*DIRECTION*. From the listing below, extract every line in which the word "marca" appears.

*EXERCISE INPUTS*.
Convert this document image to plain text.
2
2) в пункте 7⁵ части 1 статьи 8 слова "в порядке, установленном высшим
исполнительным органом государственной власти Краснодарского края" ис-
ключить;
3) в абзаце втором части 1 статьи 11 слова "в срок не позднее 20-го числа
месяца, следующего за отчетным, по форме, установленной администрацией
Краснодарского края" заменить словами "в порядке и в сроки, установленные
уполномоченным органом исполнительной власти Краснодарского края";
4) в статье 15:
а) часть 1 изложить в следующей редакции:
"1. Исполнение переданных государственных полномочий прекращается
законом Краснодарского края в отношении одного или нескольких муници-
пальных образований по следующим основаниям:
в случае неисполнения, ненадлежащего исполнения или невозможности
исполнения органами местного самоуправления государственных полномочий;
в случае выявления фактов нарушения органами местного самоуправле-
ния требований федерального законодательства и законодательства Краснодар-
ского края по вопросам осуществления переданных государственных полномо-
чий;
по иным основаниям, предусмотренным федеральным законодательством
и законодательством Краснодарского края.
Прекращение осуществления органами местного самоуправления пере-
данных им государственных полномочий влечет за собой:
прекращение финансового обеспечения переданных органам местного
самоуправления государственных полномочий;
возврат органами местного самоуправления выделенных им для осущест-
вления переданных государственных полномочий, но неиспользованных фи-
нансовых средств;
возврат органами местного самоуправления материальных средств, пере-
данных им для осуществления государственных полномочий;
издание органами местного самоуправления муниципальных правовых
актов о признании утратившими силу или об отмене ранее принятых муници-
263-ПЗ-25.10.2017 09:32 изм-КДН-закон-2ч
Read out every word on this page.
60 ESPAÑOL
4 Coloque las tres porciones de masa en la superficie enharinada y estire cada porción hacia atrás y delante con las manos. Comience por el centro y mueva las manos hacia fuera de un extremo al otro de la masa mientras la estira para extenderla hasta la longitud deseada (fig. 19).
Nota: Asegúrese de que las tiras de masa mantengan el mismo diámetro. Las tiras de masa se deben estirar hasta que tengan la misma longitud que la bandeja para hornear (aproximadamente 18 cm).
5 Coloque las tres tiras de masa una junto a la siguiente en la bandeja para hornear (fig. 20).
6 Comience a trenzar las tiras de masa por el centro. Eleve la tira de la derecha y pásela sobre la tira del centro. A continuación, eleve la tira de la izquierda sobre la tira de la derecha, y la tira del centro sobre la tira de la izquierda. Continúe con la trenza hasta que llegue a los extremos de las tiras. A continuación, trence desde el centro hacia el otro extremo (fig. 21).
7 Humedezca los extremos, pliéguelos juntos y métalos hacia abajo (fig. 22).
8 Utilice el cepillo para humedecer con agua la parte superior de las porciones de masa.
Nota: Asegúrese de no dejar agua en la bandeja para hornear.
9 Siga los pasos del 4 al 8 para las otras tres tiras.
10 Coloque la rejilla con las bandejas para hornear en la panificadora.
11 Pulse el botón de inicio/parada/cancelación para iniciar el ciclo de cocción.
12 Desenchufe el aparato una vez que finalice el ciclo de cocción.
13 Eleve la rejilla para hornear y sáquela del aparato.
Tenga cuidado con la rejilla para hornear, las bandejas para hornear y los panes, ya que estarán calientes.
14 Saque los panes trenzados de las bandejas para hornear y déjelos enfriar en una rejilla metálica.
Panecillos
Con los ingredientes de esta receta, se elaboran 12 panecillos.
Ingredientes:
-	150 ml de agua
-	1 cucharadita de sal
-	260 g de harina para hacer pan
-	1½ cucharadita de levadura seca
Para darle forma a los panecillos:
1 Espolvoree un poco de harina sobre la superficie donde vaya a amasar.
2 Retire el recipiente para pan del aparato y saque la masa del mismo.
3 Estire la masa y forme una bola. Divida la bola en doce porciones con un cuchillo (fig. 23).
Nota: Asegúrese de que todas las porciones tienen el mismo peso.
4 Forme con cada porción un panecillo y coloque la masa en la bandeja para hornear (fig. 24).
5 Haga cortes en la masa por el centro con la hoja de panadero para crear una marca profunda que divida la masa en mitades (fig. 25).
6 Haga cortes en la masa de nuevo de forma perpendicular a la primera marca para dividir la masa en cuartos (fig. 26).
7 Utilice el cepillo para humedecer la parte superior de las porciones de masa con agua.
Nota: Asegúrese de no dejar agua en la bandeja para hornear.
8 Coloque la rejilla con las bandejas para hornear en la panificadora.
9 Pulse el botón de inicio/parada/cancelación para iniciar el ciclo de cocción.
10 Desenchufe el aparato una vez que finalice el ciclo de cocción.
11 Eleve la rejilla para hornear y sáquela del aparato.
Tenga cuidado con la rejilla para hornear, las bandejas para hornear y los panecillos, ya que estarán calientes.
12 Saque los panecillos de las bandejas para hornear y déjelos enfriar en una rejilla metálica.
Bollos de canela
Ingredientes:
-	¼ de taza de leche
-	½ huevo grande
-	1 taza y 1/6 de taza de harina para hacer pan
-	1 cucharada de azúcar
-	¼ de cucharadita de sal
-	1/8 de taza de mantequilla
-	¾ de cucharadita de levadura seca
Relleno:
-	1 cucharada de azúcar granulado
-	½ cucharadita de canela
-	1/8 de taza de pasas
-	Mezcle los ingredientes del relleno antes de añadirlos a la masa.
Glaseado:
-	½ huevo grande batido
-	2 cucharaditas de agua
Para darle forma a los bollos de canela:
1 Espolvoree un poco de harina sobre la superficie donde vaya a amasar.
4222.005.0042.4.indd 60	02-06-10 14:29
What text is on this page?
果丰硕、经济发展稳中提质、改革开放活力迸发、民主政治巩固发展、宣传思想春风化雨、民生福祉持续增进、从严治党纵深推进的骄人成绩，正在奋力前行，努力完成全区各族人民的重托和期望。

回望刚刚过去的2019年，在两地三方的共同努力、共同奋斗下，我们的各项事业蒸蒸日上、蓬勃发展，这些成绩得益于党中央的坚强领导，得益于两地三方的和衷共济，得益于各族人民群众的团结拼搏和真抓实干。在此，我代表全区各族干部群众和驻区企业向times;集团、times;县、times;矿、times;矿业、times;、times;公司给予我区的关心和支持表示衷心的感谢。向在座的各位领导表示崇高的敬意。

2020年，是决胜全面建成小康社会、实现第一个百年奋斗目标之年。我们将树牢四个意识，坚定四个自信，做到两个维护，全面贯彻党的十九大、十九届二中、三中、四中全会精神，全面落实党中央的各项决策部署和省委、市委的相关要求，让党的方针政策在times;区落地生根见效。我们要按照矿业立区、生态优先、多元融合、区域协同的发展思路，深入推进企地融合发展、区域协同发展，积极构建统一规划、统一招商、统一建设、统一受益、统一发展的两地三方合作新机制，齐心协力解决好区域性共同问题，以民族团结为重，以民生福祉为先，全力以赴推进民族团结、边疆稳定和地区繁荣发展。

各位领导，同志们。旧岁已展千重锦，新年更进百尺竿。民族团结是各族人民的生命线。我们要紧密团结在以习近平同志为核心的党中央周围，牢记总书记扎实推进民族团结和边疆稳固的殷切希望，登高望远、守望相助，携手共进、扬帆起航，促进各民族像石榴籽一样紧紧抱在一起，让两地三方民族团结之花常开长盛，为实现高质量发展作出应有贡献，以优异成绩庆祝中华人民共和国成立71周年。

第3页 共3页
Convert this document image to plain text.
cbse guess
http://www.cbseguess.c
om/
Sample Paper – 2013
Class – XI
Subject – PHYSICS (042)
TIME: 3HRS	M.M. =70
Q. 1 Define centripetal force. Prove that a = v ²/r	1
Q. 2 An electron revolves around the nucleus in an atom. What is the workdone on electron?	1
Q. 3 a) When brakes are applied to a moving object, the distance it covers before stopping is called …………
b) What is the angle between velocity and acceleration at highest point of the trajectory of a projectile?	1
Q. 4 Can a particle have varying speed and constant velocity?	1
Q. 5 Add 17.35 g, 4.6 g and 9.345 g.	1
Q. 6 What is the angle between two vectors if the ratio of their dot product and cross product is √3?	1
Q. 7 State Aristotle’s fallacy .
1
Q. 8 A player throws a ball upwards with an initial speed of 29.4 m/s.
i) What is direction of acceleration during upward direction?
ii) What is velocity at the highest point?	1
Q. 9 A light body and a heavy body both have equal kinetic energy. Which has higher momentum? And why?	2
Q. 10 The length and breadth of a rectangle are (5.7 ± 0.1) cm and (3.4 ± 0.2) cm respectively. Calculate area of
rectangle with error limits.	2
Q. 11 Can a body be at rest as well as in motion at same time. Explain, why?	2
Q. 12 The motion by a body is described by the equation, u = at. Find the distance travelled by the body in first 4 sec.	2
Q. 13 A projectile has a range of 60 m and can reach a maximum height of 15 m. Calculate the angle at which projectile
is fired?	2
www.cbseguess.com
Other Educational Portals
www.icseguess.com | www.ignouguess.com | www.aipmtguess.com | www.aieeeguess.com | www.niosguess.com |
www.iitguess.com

*ANSWER FOR THE TASK*.
5 Haga cortes en la masa por el centro con la hoja de panadero para crear una marca profunda que divida la masa en mitades (fig. 25).
6 Haga cortes en la masa de nuevo de forma perpendicular a la primera marca para dividir la masa en cuartos (fig. 26).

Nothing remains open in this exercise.